──────── Task input

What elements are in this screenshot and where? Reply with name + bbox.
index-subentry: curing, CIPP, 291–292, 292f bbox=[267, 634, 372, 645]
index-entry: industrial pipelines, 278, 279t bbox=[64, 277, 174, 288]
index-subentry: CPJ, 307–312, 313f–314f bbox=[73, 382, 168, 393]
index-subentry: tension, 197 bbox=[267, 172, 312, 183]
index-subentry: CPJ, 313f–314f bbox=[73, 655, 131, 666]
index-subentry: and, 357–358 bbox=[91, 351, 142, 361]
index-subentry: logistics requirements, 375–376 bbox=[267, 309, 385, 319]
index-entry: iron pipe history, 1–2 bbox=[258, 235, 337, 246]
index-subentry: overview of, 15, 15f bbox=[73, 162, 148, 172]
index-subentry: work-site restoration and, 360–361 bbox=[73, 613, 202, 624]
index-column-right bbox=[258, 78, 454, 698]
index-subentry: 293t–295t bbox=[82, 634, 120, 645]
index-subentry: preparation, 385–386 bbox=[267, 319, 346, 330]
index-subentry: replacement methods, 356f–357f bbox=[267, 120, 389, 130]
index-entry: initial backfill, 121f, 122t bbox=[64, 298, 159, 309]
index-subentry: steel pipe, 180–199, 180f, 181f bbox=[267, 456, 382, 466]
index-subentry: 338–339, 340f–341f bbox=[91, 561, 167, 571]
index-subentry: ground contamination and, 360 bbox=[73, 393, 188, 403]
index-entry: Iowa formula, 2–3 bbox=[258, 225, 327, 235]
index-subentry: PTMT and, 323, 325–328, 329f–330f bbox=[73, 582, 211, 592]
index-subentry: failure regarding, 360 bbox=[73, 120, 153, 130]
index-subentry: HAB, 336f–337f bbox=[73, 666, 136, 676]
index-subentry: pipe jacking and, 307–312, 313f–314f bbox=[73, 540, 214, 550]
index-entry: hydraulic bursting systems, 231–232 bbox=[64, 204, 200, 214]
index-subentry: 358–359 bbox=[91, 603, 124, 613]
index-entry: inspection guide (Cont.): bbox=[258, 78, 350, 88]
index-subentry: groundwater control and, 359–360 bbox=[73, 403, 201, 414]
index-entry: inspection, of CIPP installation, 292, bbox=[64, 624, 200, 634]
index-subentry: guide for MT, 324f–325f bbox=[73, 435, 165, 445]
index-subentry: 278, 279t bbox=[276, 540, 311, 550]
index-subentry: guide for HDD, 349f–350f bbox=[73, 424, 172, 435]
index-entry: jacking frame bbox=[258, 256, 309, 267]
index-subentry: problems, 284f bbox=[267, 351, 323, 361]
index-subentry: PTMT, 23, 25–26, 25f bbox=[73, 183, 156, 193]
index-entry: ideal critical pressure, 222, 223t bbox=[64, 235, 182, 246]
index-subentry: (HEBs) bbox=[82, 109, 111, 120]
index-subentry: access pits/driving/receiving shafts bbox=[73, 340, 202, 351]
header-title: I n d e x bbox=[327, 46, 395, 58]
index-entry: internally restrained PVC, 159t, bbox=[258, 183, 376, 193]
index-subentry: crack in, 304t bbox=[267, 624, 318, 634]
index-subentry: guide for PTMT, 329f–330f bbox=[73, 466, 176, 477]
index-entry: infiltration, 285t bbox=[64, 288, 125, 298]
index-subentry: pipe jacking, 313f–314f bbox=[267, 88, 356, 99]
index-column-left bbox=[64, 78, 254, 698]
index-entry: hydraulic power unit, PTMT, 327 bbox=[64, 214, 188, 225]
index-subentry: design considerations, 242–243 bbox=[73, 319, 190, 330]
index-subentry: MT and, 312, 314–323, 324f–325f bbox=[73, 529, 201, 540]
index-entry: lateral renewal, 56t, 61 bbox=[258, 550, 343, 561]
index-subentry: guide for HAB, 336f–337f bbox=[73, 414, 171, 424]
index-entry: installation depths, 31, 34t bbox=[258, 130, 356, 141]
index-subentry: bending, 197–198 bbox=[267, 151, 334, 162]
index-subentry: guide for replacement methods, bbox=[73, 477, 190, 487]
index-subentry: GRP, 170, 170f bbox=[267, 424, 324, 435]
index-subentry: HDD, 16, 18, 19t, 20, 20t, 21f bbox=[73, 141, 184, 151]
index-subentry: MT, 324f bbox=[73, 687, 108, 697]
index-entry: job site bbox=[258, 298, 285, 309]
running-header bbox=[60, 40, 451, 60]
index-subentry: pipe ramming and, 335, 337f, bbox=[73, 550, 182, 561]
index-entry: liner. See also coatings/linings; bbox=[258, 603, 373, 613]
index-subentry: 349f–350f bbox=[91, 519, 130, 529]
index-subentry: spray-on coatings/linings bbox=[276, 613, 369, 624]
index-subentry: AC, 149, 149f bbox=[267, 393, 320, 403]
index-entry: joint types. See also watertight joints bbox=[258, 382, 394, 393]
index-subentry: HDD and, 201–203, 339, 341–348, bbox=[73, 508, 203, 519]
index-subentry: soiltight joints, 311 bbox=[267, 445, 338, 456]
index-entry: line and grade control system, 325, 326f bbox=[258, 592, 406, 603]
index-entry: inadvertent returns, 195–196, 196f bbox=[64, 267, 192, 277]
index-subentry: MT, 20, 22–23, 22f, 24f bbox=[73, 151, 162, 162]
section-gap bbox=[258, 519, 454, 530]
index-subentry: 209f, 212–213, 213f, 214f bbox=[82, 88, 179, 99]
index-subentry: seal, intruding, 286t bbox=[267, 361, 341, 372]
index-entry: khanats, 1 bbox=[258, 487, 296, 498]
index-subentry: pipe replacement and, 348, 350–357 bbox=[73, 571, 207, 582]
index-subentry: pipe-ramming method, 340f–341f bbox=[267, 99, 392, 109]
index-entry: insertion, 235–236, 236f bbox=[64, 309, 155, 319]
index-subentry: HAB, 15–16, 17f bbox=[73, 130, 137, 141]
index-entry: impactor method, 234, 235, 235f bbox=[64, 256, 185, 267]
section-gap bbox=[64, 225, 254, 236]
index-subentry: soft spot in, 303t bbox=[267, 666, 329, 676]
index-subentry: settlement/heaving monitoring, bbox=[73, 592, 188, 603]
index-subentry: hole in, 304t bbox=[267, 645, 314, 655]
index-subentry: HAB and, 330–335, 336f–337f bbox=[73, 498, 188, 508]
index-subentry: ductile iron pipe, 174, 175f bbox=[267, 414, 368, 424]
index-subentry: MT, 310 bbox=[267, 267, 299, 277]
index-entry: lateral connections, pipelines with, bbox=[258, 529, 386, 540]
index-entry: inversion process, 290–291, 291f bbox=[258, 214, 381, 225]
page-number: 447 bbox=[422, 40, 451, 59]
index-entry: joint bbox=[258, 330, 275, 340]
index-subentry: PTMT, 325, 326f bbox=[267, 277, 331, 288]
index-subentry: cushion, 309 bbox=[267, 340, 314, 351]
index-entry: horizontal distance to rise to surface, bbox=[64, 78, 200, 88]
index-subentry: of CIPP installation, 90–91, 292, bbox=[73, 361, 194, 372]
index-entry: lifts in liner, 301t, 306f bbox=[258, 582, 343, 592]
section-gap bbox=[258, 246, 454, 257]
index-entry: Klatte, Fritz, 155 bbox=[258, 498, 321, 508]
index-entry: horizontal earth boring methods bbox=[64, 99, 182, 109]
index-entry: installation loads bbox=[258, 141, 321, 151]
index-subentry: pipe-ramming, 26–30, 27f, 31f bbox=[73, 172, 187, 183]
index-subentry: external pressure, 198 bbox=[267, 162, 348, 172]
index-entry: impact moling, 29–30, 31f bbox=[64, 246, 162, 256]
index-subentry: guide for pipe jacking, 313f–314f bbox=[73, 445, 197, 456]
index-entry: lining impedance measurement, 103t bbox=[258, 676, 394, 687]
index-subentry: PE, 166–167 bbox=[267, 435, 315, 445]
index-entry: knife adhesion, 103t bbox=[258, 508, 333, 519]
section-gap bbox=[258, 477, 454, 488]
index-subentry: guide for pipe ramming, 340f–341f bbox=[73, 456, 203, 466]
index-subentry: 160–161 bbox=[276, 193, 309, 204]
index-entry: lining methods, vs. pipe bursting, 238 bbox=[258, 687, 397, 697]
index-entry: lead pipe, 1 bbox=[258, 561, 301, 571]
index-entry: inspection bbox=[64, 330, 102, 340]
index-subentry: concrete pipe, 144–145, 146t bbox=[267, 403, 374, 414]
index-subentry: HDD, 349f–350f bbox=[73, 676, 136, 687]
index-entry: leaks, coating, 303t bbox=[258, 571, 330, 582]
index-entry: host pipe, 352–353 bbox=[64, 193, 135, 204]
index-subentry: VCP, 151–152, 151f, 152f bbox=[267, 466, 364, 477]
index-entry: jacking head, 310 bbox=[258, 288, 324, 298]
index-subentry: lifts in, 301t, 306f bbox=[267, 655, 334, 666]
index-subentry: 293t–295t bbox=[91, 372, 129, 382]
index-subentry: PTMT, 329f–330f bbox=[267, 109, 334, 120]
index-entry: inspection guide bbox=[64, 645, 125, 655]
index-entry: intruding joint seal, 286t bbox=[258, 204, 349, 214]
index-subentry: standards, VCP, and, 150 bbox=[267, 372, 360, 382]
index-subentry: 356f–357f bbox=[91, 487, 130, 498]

────────────────

> Task requirements:
Reproduce the records verbatim, starting at their first line and ending at the line containing "index-subentry: overview of, 15, 15f", both included.

> Written answer:
What elements are in this screenshot and where? Reply with name + bbox.
index-subentry: curing, CIPP, 291–292, 292f bbox=[267, 634, 372, 645]
index-entry: industrial pipelines, 278, 279t bbox=[64, 277, 174, 288]
index-subentry: CPJ, 307–312, 313f–314f bbox=[73, 382, 168, 393]
index-subentry: tension, 197 bbox=[267, 172, 312, 183]
index-subentry: CPJ, 313f–314f bbox=[73, 655, 131, 666]
index-subentry: and, 357–358 bbox=[91, 351, 142, 361]
index-subentry: logistics requirements, 375–376 bbox=[267, 309, 385, 319]
index-entry: iron pipe history, 1–2 bbox=[258, 235, 337, 246]
index-subentry: overview of, 15, 15f bbox=[73, 162, 148, 172]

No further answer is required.